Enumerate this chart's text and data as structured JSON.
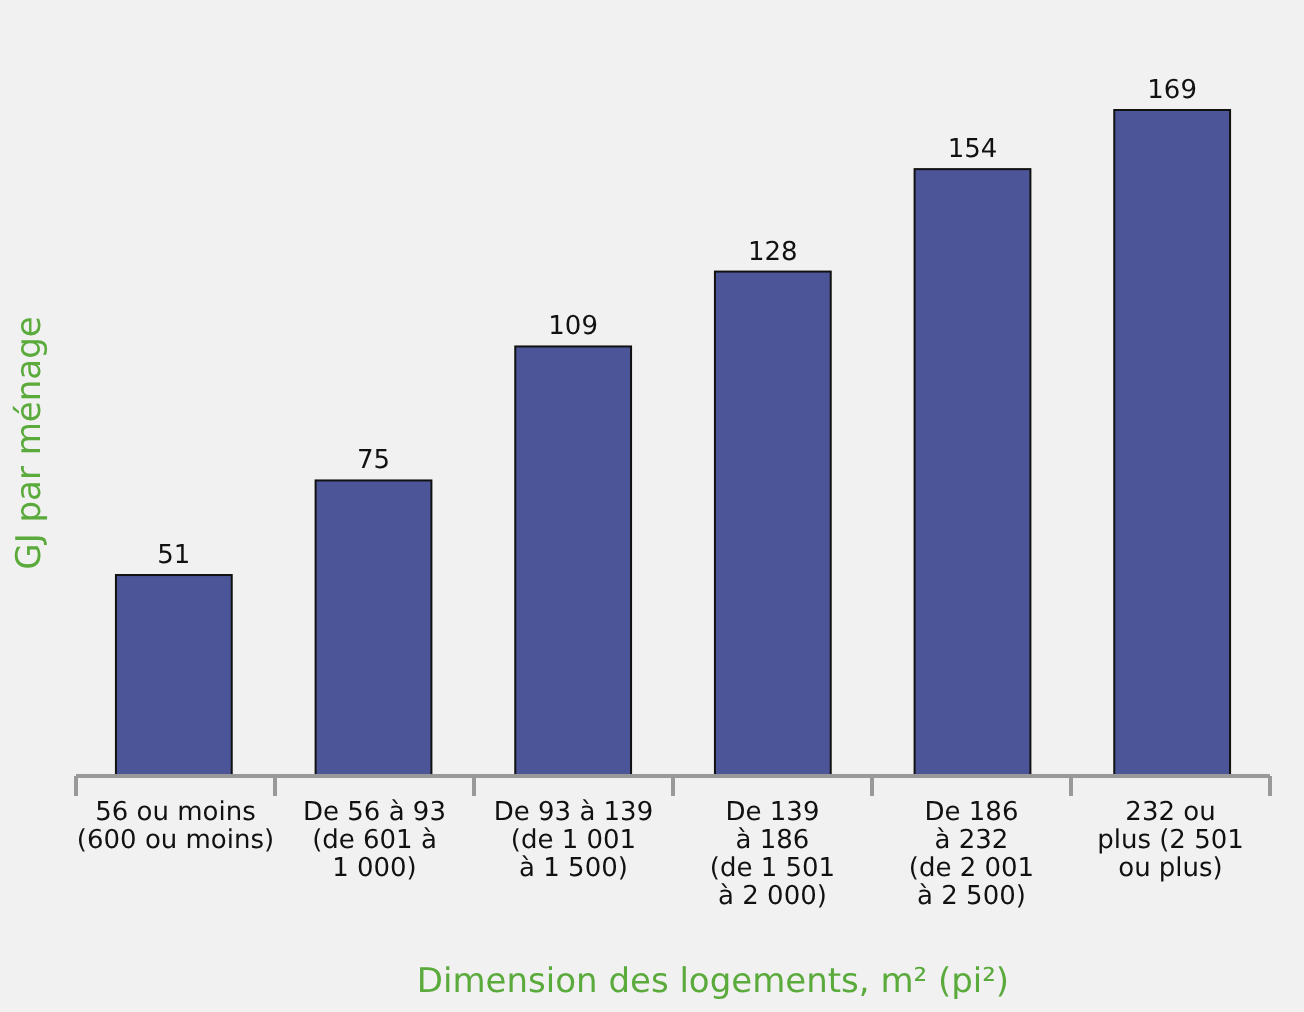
{
  "chart_data": {
    "type": "bar",
    "xlabel": "Dimension des logements, m² (pi²)",
    "ylabel": "GJ par ménage",
    "categories": [
      "56 ou moins\n(600 ou moins)",
      "De 56 à 93\n(de 601 à\n1 000)",
      "De 93 à 139\n(de 1 001\nà 1 500)",
      "De 139\nà 186\n(de 1 501\nà 2 000)",
      "De 186\nà 232\n(de 2 001\nà 2 500)",
      "232 ou\nplus (2 501\nou plus)"
    ],
    "values": [
      51,
      75,
      109,
      128,
      154,
      169
    ],
    "color": "#4b5597",
    "data_labels": true
  }
}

• [THE EXERCISE]: Leaving out the pictures, repeat the data above exactly.

• [RESPONSE BELOW]:
Enumerate this chart's text and data as structured JSON.
{
  "chart_data": {
    "type": "bar",
    "xlabel": "Dimension des logements, m² (pi²)",
    "ylabel": "GJ par ménage",
    "categories": [
      "56 ou moins\n(600 ou moins)",
      "De 56 à 93\n(de 601 à\n1 000)",
      "De 93 à 139\n(de 1 001\nà 1 500)",
      "De 139\nà 186\n(de 1 501\nà 2 000)",
      "De 186\nà 232\n(de 2 001\nà 2 500)",
      "232 ou\nplus (2 501\nou plus)"
    ],
    "values": [
      51,
      75,
      109,
      128,
      154,
      169
    ],
    "color": "#4b5597",
    "data_labels": true
  }
}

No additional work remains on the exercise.